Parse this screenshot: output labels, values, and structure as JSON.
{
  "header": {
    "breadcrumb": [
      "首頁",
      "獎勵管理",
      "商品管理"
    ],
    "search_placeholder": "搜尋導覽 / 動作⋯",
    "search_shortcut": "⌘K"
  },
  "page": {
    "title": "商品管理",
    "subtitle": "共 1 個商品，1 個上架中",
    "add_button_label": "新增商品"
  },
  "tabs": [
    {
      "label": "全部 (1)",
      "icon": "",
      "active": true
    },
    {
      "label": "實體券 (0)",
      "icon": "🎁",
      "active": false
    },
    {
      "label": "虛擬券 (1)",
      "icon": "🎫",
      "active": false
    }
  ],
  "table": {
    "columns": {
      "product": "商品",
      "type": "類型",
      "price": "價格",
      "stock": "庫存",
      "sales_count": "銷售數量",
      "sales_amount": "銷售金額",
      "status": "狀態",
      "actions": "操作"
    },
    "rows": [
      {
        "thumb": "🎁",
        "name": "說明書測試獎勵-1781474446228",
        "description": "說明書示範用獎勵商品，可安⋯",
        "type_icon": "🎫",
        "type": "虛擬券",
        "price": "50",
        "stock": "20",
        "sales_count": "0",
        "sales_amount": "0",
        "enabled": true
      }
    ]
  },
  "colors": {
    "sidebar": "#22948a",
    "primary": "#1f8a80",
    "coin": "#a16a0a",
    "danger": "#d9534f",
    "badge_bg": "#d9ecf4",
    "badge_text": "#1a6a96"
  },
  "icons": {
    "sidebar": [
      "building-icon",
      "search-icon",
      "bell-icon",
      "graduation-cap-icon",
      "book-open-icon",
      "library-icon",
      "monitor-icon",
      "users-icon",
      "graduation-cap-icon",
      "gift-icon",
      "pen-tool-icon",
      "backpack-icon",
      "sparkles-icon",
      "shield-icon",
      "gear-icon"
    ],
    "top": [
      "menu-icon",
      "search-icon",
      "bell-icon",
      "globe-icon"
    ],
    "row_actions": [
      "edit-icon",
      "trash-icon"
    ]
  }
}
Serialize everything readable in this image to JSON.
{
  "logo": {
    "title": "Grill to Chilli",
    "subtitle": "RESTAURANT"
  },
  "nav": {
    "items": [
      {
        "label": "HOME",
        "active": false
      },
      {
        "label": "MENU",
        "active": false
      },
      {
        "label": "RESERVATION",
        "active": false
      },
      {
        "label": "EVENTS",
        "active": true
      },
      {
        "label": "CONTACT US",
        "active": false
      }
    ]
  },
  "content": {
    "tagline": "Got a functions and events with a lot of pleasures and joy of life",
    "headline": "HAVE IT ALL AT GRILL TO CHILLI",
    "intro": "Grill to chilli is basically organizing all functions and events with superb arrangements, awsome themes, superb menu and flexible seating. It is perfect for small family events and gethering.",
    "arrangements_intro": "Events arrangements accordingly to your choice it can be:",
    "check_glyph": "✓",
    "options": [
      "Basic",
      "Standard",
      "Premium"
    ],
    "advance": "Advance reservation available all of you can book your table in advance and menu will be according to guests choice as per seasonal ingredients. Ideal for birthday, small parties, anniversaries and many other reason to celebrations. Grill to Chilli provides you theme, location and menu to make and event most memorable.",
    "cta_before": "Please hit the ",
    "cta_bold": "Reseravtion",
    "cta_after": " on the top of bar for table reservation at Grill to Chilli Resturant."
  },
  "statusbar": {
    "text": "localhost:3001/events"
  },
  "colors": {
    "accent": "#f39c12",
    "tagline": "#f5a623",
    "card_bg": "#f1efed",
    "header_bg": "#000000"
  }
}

○ ○ ○ ○

YOUR GOAL » Print every entry exactly as it appears.

SOLUTION TO THIS PROBLEM »
Parse this screenshot: output labels, values, and structure as JSON.
{
  "header": {
    "breadcrumb": [
      "首頁",
      "獎勵管理",
      "商品管理"
    ],
    "search_placeholder": "搜尋導覽 / 動作⋯",
    "search_shortcut": "⌘K"
  },
  "page": {
    "title": "商品管理",
    "subtitle": "共 1 個商品，1 個上架中",
    "add_button_label": "新增商品"
  },
  "tabs": [
    {
      "label": "全部 (1)",
      "icon": "",
      "active": true
    },
    {
      "label": "實體券 (0)",
      "icon": "🎁",
      "active": false
    },
    {
      "label": "虛擬券 (1)",
      "icon": "🎫",
      "active": false
    }
  ],
  "table": {
    "columns": {
      "product": "商品",
      "type": "類型",
      "price": "價格",
      "stock": "庫存",
      "sales_count": "銷售數量",
      "sales_amount": "銷售金額",
      "status": "狀態",
      "actions": "操作"
    },
    "rows": [
      {
        "thumb": "🎁",
        "name": "說明書測試獎勵-1781474446228",
        "description": "說明書示範用獎勵商品，可安⋯",
        "type_icon": "🎫",
        "type": "虛擬券",
        "price": "50",
        "stock": "20",
        "sales_count": "0",
        "sales_amount": "0",
        "enabled": true
      }
    ]
  },
  "colors": {
    "sidebar": "#22948a",
    "primary": "#1f8a80",
    "coin": "#a16a0a",
    "danger": "#d9534f",
    "badge_bg": "#d9ecf4",
    "badge_text": "#1a6a96"
  },
  "icons": {
    "sidebar": [
      "building-icon",
      "search-icon",
      "bell-icon",
      "graduation-cap-icon",
      "book-open-icon",
      "library-icon",
      "monitor-icon",
      "users-icon",
      "graduation-cap-icon",
      "gift-icon",
      "pen-tool-icon",
      "backpack-icon",
      "sparkles-icon",
      "shield-icon",
      "gear-icon"
    ],
    "top": [
      "menu-icon",
      "search-icon",
      "bell-icon",
      "globe-icon"
    ],
    "row_actions": [
      "edit-icon",
      "trash-icon"
    ]
  }
}
Serialize everything readable in this image to JSON.
{
  "logo": {
    "title": "Grill to Chilli",
    "subtitle": "RESTAURANT"
  },
  "nav": {
    "items": [
      {
        "label": "HOME",
        "active": false
      },
      {
        "label": "MENU",
        "active": false
      },
      {
        "label": "RESERVATION",
        "active": false
      },
      {
        "label": "EVENTS",
        "active": true
      },
      {
        "label": "CONTACT US",
        "active": false
      }
    ]
  },
  "content": {
    "tagline": "Got a functions and events with a lot of pleasures and joy of life",
    "headline": "HAVE IT ALL AT GRILL TO CHILLI",
    "intro": "Grill to chilli is basically organizing all functions and events with superb arrangements, awsome themes, superb menu and flexible seating. It is perfect for small family events and gethering.",
    "arrangements_intro": "Events arrangements accordingly to your choice it can be:",
    "check_glyph": "✓",
    "options": [
      "Basic",
      "Standard",
      "Premium"
    ],
    "advance": "Advance reservation available all of you can book your table in advance and menu will be according to guests choice as per seasonal ingredients. Ideal for birthday, small parties, anniversaries and many other reason to celebrations. Grill to Chilli provides you theme, location and menu to make and event most memorable.",
    "cta_before": "Please hit the ",
    "cta_bold": "Reseravtion",
    "cta_after": " on the top of bar for table reservation at Grill to Chilli Resturant."
  },
  "statusbar": {
    "text": "localhost:3001/events"
  },
  "colors": {
    "accent": "#f39c12",
    "tagline": "#f5a623",
    "card_bg": "#f1efed",
    "header_bg": "#000000"
  }
}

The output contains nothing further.